Records excerpted from a collection:

# # # #

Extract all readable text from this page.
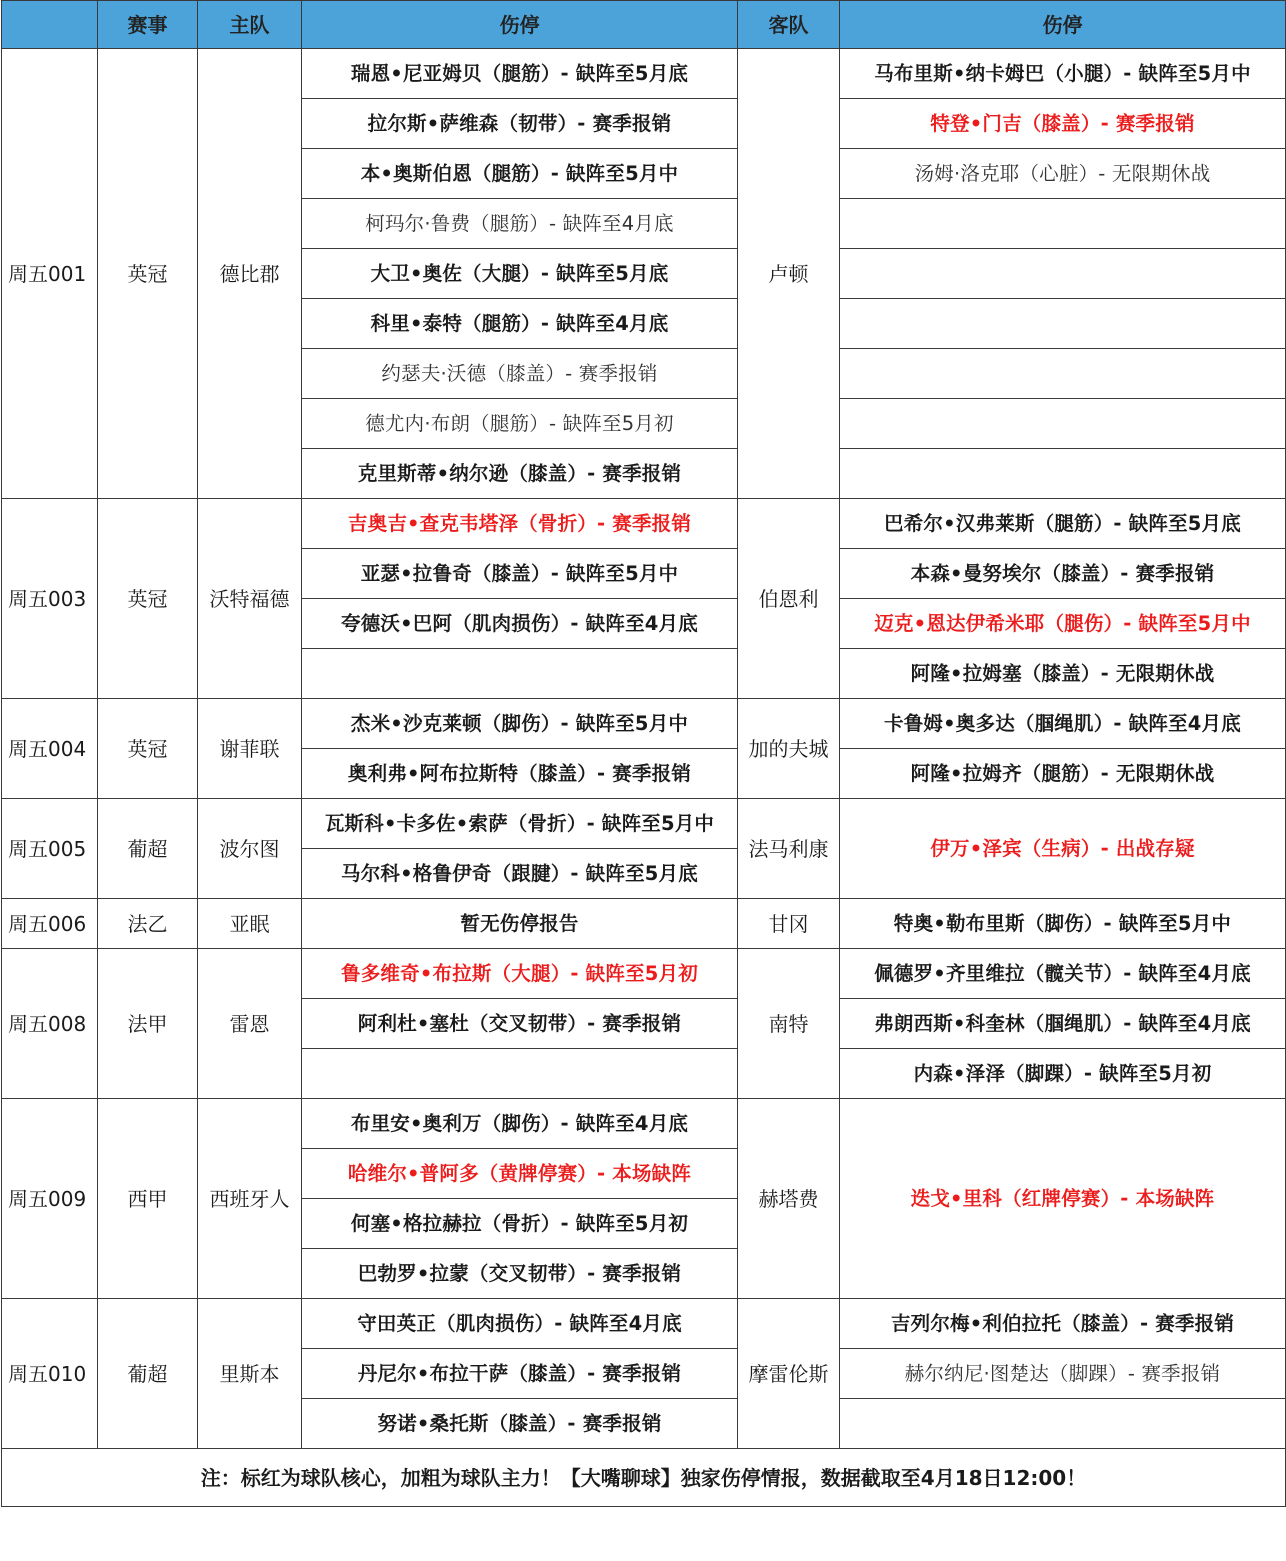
	赛事	主队	伤停	客队	伤停
周五001	英冠	德比郡	瑞恩•尼亚姆贝（腿筋）- 缺阵至5月底	卢顿	马布里斯•纳卡姆巴（小腿）- 缺阵至5月中
			拉尔斯•萨维森（韧带）- 赛季报销		特登•门吉（膝盖）- 赛季报销
			本•奥斯伯恩（腿筋）- 缺阵至5月中		汤姆·洛克耶（心脏）- 无限期休战
			柯玛尔·鲁费（腿筋）- 缺阵至4月底		
			大卫•奥佐（大腿）- 缺阵至5月底		
			科里•泰特（腿筋）- 缺阵至4月底		
			约瑟夫·沃德（膝盖）- 赛季报销		
			德尤内·布朗（腿筋）- 缺阵至5月初		
			克里斯蒂•纳尔逊（膝盖）- 赛季报销		
周五003	英冠	沃特福德	吉奥吉•查克韦塔泽（骨折）- 赛季报销	伯恩利	巴希尔•汉弗莱斯（腿筋）- 缺阵至5月底
			亚瑟•拉鲁奇（膝盖）- 缺阵至5月中		本森•曼努埃尔（膝盖）- 赛季报销
			夸德沃•巴阿（肌肉损伤）- 缺阵至4月底		迈克•恩达伊希米耶（腿伤）- 缺阵至5月中
					阿隆•拉姆塞（膝盖）- 无限期休战
周五004	英冠	谢菲联	杰米•沙克莱顿（脚伤）- 缺阵至5月中	加的夫城	卡鲁姆•奥多达（腘绳肌）- 缺阵至4月底
			奥利弗•阿布拉斯特（膝盖）- 赛季报销		阿隆•拉姆齐（腿筋）- 无限期休战
周五005	葡超	波尔图	瓦斯科•卡多佐•索萨（骨折）- 缺阵至5月中	法马利康	伊万•泽宾（生病）- 出战存疑
			马尔科•格鲁伊奇（跟腱）- 缺阵至5月底		
周五006	法乙	亚眠	暂无伤停报告	甘冈	特奥•勒布里斯（脚伤）- 缺阵至5月中
周五008	法甲	雷恩	鲁多维奇•布拉斯（大腿）- 缺阵至5月初	南特	佩德罗•齐里维拉（髋关节）- 缺阵至4月底
			阿利杜•塞杜（交叉韧带）- 赛季报销		弗朗西斯•科奎林（腘绳肌）- 缺阵至4月底
					内森•泽泽（脚踝）- 缺阵至5月初
周五009	西甲	西班牙人	布里安•奥利万（脚伤）- 缺阵至4月底	赫塔费	迭戈•里科（红牌停赛）- 本场缺阵
			哈维尔•普阿多（黄牌停赛）- 本场缺阵		
			何塞•格拉赫拉（骨折）- 缺阵至5月初		
			巴勃罗•拉蒙（交叉韧带）- 赛季报销		
周五010	葡超	里斯本	守田英正（肌肉损伤）- 缺阵至4月底	摩雷伦斯	吉列尔梅•利伯拉托（膝盖）- 赛季报销
			丹尼尔•布拉干萨（膝盖）- 赛季报销		赫尔纳尼·图楚达（脚踝）- 赛季报销
			努诺•桑托斯（膝盖）- 赛季报销		
注：标红为球队核心，加粗为球队主力！【大嘴聊球】独家伤停情报，数据截取至4月18日12:00！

# # # #

● **Direction**: The records above need to be given again exactly. Omit the pictures.

● **Solution to the exercise**:
Extract all readable text from this page.
	赛事	主队	伤停	客队	伤停
周五001	英冠	德比郡	瑞恩•尼亚姆贝（腿筋）- 缺阵至5月底	卢顿	马布里斯•纳卡姆巴（小腿）- 缺阵至5月中
			拉尔斯•萨维森（韧带）- 赛季报销		特登•门吉（膝盖）- 赛季报销
			本•奥斯伯恩（腿筋）- 缺阵至5月中		汤姆·洛克耶（心脏）- 无限期休战
			柯玛尔·鲁费（腿筋）- 缺阵至4月底		
			大卫•奥佐（大腿）- 缺阵至5月底		
			科里•泰特（腿筋）- 缺阵至4月底		
			约瑟夫·沃德（膝盖）- 赛季报销		
			德尤内·布朗（腿筋）- 缺阵至5月初		
			克里斯蒂•纳尔逊（膝盖）- 赛季报销		
周五003	英冠	沃特福德	吉奥吉•查克韦塔泽（骨折）- 赛季报销	伯恩利	巴希尔•汉弗莱斯（腿筋）- 缺阵至5月底
			亚瑟•拉鲁奇（膝盖）- 缺阵至5月中		本森•曼努埃尔（膝盖）- 赛季报销
			夸德沃•巴阿（肌肉损伤）- 缺阵至4月底		迈克•恩达伊希米耶（腿伤）- 缺阵至5月中
					阿隆•拉姆塞（膝盖）- 无限期休战
周五004	英冠	谢菲联	杰米•沙克莱顿（脚伤）- 缺阵至5月中	加的夫城	卡鲁姆•奥多达（腘绳肌）- 缺阵至4月底
			奥利弗•阿布拉斯特（膝盖）- 赛季报销		阿隆•拉姆齐（腿筋）- 无限期休战
周五005	葡超	波尔图	瓦斯科•卡多佐•索萨（骨折）- 缺阵至5月中	法马利康	伊万•泽宾（生病）- 出战存疑
			马尔科•格鲁伊奇（跟腱）- 缺阵至5月底		
周五006	法乙	亚眠	暂无伤停报告	甘冈	特奥•勒布里斯（脚伤）- 缺阵至5月中
周五008	法甲	雷恩	鲁多维奇•布拉斯（大腿）- 缺阵至5月初	南特	佩德罗•齐里维拉（髋关节）- 缺阵至4月底
			阿利杜•塞杜（交叉韧带）- 赛季报销		弗朗西斯•科奎林（腘绳肌）- 缺阵至4月底
					内森•泽泽（脚踝）- 缺阵至5月初
周五009	西甲	西班牙人	布里安•奥利万（脚伤）- 缺阵至4月底	赫塔费	迭戈•里科（红牌停赛）- 本场缺阵
			哈维尔•普阿多（黄牌停赛）- 本场缺阵		
			何塞•格拉赫拉（骨折）- 缺阵至5月初		
			巴勃罗•拉蒙（交叉韧带）- 赛季报销		
周五010	葡超	里斯本	守田英正（肌肉损伤）- 缺阵至4月底	摩雷伦斯	吉列尔梅•利伯拉托（膝盖）- 赛季报销
			丹尼尔•布拉干萨（膝盖）- 赛季报销		赫尔纳尼·图楚达（脚踝）- 赛季报销
			努诺•桑托斯（膝盖）- 赛季报销		
注：标红为球队核心，加粗为球队主力！【大嘴聊球】独家伤停情报，数据截取至4月18日12:00！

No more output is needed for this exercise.